> [What you need to do]
Transcribe all records exactly.

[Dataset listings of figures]
--
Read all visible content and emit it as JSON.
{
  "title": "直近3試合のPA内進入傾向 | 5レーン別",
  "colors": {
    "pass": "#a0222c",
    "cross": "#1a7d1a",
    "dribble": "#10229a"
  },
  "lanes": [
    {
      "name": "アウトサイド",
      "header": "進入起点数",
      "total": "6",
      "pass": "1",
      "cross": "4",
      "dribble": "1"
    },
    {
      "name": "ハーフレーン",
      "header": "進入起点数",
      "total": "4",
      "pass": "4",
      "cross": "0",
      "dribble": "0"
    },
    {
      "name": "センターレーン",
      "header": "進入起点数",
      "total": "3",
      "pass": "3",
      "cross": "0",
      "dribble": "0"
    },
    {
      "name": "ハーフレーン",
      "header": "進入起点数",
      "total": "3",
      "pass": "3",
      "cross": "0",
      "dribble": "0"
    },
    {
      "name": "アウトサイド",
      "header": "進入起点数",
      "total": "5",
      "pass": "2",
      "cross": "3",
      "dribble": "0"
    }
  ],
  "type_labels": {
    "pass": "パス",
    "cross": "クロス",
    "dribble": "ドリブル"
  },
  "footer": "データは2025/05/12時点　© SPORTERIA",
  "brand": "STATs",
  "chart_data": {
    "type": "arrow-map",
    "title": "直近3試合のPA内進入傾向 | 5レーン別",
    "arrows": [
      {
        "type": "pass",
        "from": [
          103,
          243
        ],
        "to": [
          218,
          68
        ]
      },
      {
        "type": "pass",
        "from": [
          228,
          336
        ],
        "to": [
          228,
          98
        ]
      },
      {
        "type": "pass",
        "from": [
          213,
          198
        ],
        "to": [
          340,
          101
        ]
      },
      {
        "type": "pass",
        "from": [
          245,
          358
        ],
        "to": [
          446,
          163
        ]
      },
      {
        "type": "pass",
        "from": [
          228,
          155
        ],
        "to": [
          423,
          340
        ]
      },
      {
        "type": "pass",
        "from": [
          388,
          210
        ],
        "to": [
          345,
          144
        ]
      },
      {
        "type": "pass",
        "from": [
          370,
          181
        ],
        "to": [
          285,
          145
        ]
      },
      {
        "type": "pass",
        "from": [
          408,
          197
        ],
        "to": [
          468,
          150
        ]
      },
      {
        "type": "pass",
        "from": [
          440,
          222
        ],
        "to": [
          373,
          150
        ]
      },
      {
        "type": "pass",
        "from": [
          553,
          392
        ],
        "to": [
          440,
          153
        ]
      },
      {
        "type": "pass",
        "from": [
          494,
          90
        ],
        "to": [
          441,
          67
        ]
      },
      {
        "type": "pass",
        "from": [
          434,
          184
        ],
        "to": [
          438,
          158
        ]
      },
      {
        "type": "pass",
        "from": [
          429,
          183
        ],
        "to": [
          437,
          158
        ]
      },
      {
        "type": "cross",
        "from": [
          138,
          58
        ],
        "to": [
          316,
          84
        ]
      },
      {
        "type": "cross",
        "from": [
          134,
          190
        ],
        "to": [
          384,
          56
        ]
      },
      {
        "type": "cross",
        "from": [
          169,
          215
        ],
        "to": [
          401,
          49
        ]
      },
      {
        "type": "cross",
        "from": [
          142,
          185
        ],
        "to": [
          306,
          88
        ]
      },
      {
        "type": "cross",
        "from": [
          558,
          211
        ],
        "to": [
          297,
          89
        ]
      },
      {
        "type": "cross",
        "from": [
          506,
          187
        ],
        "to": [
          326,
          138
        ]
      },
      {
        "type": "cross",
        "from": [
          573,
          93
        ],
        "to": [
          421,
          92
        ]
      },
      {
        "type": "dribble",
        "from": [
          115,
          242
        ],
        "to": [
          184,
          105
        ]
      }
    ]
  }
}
--
> [Final answer]
Read all visible content and emit it as JSON.
{
  "title": "直近3試合のPA内進入傾向 | 5レーン別",
  "colors": {
    "pass": "#a0222c",
    "cross": "#1a7d1a",
    "dribble": "#10229a"
  },
  "lanes": [
    {
      "name": "アウトサイド",
      "header": "進入起点数",
      "total": "6",
      "pass": "1",
      "cross": "4",
      "dribble": "1"
    },
    {
      "name": "ハーフレーン",
      "header": "進入起点数",
      "total": "4",
      "pass": "4",
      "cross": "0",
      "dribble": "0"
    },
    {
      "name": "センターレーン",
      "header": "進入起点数",
      "total": "3",
      "pass": "3",
      "cross": "0",
      "dribble": "0"
    },
    {
      "name": "ハーフレーン",
      "header": "進入起点数",
      "total": "3",
      "pass": "3",
      "cross": "0",
      "dribble": "0"
    },
    {
      "name": "アウトサイド",
      "header": "進入起点数",
      "total": "5",
      "pass": "2",
      "cross": "3",
      "dribble": "0"
    }
  ],
  "type_labels": {
    "pass": "パス",
    "cross": "クロス",
    "dribble": "ドリブル"
  },
  "footer": "データは2025/05/12時点　© SPORTERIA",
  "brand": "STATs",
  "chart_data": {
    "type": "arrow-map",
    "title": "直近3試合のPA内進入傾向 | 5レーン別",
    "arrows": [
      {
        "type": "pass",
        "from": [
          103,
          243
        ],
        "to": [
          218,
          68
        ]
      },
      {
        "type": "pass",
        "from": [
          228,
          336
        ],
        "to": [
          228,
          98
        ]
      },
      {
        "type": "pass",
        "from": [
          213,
          198
        ],
        "to": [
          340,
          101
        ]
      },
      {
        "type": "pass",
        "from": [
          245,
          358
        ],
        "to": [
          446,
          163
        ]
      },
      {
        "type": "pass",
        "from": [
          228,
          155
        ],
        "to": [
          423,
          340
        ]
      },
      {
        "type": "pass",
        "from": [
          388,
          210
        ],
        "to": [
          345,
          144
        ]
      },
      {
        "type": "pass",
        "from": [
          370,
          181
        ],
        "to": [
          285,
          145
        ]
      },
      {
        "type": "pass",
        "from": [
          408,
          197
        ],
        "to": [
          468,
          150
        ]
      },
      {
        "type": "pass",
        "from": [
          440,
          222
        ],
        "to": [
          373,
          150
        ]
      },
      {
        "type": "pass",
        "from": [
          553,
          392
        ],
        "to": [
          440,
          153
        ]
      },
      {
        "type": "pass",
        "from": [
          494,
          90
        ],
        "to": [
          441,
          67
        ]
      },
      {
        "type": "pass",
        "from": [
          434,
          184
        ],
        "to": [
          438,
          158
        ]
      },
      {
        "type": "pass",
        "from": [
          429,
          183
        ],
        "to": [
          437,
          158
        ]
      },
      {
        "type": "cross",
        "from": [
          138,
          58
        ],
        "to": [
          316,
          84
        ]
      },
      {
        "type": "cross",
        "from": [
          134,
          190
        ],
        "to": [
          384,
          56
        ]
      },
      {
        "type": "cross",
        "from": [
          169,
          215
        ],
        "to": [
          401,
          49
        ]
      },
      {
        "type": "cross",
        "from": [
          142,
          185
        ],
        "to": [
          306,
          88
        ]
      },
      {
        "type": "cross",
        "from": [
          558,
          211
        ],
        "to": [
          297,
          89
        ]
      },
      {
        "type": "cross",
        "from": [
          506,
          187
        ],
        "to": [
          326,
          138
        ]
      },
      {
        "type": "cross",
        "from": [
          573,
          93
        ],
        "to": [
          421,
          92
        ]
      },
      {
        "type": "dribble",
        "from": [
          115,
          242
        ],
        "to": [
          184,
          105
        ]
      }
    ]
  }
}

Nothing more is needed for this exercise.